> _GIVEN RECORDS_:
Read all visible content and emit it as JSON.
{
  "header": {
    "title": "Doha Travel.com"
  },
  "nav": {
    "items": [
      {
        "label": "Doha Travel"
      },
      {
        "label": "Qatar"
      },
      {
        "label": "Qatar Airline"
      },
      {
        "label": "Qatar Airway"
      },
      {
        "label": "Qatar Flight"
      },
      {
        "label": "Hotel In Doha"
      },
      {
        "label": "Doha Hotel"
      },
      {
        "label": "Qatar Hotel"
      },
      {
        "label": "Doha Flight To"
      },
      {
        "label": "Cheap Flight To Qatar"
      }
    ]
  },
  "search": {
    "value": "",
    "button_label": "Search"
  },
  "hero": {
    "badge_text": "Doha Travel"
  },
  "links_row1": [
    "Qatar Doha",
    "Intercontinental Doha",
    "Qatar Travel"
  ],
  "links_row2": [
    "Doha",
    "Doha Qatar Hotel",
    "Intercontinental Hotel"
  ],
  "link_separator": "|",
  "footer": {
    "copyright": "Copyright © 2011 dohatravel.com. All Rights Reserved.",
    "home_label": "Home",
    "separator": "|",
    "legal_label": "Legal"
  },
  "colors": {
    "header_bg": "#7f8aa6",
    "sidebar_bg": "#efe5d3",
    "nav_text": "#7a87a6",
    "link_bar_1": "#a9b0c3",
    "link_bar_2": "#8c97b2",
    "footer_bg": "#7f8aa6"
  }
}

> _AIM OF THE EXERCISE_: Quote each line above in full, word for word.

> _EXERCISE RESPONSE_:
Read all visible content and emit it as JSON.
{
  "header": {
    "title": "Doha Travel.com"
  },
  "nav": {
    "items": [
      {
        "label": "Doha Travel"
      },
      {
        "label": "Qatar"
      },
      {
        "label": "Qatar Airline"
      },
      {
        "label": "Qatar Airway"
      },
      {
        "label": "Qatar Flight"
      },
      {
        "label": "Hotel In Doha"
      },
      {
        "label": "Doha Hotel"
      },
      {
        "label": "Qatar Hotel"
      },
      {
        "label": "Doha Flight To"
      },
      {
        "label": "Cheap Flight To Qatar"
      }
    ]
  },
  "search": {
    "value": "",
    "button_label": "Search"
  },
  "hero": {
    "badge_text": "Doha Travel"
  },
  "links_row1": [
    "Qatar Doha",
    "Intercontinental Doha",
    "Qatar Travel"
  ],
  "links_row2": [
    "Doha",
    "Doha Qatar Hotel",
    "Intercontinental Hotel"
  ],
  "link_separator": "|",
  "footer": {
    "copyright": "Copyright © 2011 dohatravel.com. All Rights Reserved.",
    "home_label": "Home",
    "separator": "|",
    "legal_label": "Legal"
  },
  "colors": {
    "header_bg": "#7f8aa6",
    "sidebar_bg": "#efe5d3",
    "nav_text": "#7a87a6",
    "link_bar_1": "#a9b0c3",
    "link_bar_2": "#8c97b2",
    "footer_bg": "#7f8aa6"
  }
}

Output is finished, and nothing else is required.